Supplied records:
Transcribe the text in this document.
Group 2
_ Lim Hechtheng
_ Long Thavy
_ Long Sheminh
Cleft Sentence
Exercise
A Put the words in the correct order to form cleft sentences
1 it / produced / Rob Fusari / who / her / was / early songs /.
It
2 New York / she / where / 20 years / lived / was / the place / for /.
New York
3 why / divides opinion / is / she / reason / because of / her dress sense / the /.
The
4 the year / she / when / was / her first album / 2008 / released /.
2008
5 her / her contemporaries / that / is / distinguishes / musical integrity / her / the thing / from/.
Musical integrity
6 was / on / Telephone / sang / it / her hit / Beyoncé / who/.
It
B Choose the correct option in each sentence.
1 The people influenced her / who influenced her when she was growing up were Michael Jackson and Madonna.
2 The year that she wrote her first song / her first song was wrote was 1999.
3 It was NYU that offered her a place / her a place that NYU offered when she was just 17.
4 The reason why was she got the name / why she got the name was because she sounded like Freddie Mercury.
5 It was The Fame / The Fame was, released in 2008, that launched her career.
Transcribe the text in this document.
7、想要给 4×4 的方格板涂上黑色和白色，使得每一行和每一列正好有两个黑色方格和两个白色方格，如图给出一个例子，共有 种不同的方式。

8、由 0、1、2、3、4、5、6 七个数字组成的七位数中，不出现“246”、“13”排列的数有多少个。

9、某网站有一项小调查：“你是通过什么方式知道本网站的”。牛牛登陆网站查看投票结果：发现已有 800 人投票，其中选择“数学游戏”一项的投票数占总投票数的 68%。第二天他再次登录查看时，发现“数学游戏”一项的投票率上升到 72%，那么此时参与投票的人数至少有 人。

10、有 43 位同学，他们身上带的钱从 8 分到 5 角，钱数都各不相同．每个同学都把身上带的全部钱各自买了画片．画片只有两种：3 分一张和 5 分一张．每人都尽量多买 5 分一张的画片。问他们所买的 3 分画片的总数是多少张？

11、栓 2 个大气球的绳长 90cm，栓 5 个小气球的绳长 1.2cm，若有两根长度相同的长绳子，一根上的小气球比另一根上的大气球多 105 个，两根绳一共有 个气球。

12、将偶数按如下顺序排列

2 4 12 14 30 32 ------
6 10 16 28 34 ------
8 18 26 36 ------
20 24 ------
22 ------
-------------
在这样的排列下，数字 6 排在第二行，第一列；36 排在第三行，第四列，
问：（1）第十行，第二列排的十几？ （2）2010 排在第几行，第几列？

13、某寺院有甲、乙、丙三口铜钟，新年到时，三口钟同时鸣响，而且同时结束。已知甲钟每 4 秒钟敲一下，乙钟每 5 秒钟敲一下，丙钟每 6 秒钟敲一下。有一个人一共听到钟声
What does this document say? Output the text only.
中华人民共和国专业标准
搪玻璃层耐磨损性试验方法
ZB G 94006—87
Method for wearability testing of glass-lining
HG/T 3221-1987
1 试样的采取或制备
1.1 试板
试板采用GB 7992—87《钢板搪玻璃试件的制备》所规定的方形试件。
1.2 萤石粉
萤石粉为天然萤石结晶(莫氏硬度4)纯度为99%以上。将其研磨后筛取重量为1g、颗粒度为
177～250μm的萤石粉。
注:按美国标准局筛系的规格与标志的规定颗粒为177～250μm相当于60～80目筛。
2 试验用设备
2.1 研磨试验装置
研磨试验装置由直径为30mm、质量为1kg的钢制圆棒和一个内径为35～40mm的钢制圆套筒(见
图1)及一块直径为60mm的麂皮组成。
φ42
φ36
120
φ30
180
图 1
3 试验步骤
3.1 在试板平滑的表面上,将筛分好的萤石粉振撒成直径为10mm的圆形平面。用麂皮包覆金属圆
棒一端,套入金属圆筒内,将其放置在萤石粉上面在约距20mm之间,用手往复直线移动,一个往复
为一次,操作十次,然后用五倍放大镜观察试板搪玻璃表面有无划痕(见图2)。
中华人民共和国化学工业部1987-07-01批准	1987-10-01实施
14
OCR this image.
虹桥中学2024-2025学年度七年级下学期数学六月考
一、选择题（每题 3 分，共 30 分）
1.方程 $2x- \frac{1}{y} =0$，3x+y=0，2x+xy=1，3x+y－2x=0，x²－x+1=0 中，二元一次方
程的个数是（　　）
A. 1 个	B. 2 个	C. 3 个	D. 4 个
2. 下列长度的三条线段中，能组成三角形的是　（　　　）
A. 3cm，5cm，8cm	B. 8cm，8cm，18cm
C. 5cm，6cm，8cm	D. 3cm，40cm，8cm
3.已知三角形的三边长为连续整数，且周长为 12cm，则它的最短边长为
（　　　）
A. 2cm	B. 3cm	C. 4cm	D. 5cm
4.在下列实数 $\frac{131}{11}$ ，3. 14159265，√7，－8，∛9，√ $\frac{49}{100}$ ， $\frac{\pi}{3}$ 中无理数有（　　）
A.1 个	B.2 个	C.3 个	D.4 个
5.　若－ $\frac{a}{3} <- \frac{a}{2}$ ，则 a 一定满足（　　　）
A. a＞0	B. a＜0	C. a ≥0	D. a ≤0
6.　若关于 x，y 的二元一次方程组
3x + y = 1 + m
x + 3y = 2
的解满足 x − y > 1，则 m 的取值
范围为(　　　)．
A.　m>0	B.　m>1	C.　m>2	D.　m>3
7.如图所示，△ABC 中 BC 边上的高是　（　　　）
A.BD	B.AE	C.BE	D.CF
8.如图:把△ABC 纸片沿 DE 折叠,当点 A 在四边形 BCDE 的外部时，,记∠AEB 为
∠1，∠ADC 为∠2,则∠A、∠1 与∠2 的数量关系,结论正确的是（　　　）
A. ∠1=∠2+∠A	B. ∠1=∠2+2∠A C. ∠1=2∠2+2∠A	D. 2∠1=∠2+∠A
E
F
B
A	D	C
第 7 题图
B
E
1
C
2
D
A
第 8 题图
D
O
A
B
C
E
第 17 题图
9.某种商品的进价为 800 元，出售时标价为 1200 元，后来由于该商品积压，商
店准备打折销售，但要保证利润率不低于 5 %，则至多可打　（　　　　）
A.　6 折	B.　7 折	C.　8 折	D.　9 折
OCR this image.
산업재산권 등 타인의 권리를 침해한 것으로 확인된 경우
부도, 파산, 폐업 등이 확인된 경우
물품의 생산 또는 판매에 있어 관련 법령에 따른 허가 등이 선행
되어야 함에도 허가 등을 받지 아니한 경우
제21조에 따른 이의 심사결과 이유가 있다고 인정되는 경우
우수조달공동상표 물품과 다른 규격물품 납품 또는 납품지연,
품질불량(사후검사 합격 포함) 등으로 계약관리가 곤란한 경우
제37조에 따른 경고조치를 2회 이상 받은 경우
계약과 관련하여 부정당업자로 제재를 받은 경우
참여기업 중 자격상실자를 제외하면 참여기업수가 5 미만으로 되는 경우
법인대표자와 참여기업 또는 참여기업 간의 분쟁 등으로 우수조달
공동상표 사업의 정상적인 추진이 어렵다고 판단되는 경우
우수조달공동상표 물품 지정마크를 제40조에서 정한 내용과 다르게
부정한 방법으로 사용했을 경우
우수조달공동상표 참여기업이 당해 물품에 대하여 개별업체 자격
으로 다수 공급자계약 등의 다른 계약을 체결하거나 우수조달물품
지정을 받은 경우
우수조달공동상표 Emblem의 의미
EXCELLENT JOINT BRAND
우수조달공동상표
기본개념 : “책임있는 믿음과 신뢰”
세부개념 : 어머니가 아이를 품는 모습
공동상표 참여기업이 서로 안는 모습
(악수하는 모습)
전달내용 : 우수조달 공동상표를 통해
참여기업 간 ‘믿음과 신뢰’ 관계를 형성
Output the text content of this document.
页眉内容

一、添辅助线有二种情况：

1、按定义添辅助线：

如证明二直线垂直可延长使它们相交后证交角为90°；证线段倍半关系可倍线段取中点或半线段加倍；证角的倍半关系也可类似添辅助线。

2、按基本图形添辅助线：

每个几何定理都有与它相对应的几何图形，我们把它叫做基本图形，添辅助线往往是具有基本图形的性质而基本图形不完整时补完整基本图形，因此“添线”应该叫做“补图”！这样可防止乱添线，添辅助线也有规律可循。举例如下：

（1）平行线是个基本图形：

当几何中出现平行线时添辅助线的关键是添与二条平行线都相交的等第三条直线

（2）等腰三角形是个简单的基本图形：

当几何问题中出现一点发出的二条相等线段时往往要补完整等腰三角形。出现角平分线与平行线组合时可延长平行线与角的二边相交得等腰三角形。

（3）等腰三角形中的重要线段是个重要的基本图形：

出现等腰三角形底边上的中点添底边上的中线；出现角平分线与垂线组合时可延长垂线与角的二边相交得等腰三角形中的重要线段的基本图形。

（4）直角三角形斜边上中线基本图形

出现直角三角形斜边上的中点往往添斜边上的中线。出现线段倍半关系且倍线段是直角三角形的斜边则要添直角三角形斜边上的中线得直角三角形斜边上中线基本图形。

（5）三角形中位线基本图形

Short exercise:
Tally the lines of the material above that contain the word "correct" and report the total alone.

Worked solution:
2